TASK DATA:

--- --- ---

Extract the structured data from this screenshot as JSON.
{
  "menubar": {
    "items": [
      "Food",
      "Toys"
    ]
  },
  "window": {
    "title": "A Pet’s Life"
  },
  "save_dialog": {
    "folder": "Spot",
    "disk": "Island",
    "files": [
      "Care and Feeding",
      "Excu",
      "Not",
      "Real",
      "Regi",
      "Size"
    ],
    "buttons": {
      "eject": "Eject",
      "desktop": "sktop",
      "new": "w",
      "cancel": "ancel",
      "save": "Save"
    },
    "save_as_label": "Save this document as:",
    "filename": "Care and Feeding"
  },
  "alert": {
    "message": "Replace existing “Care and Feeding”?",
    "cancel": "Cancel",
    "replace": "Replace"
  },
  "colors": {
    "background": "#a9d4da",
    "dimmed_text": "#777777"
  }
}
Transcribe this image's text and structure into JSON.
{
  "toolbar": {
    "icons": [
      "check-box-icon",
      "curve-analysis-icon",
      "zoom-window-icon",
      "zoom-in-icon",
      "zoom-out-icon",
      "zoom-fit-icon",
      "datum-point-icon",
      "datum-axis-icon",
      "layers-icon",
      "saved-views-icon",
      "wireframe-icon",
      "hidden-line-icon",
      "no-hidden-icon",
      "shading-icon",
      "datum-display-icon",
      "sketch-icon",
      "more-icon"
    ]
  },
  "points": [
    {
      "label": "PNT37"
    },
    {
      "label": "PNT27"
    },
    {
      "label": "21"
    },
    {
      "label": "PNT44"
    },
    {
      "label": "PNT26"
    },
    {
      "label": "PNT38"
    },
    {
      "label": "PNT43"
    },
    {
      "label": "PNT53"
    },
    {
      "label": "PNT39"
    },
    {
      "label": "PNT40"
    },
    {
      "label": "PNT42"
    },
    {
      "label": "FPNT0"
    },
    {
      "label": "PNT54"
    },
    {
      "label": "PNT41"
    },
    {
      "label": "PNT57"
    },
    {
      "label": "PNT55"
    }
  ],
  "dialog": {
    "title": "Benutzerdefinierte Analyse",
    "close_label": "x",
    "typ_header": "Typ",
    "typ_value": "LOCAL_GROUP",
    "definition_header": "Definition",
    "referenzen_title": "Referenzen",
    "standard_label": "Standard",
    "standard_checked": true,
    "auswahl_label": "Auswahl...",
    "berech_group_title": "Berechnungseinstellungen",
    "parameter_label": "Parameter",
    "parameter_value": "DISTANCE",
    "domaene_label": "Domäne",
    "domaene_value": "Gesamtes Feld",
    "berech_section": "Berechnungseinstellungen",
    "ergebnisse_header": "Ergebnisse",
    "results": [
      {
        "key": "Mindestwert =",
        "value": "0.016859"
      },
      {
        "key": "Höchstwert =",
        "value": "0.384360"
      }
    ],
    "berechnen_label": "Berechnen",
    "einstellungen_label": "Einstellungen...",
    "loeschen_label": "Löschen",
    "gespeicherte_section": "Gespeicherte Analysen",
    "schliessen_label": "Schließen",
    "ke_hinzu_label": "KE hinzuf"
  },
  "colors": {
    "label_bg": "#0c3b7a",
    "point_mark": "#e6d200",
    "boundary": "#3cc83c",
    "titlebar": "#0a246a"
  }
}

--- --- ---

WRITTEN EXERCISE: Gather from the records above every line containing the string "this".

FINAL ANSWER:
Extract the structured data from this screenshot as JSON.
    "save_as_label": "Save this document as:",
Transcribe this image's text and structure into JSON.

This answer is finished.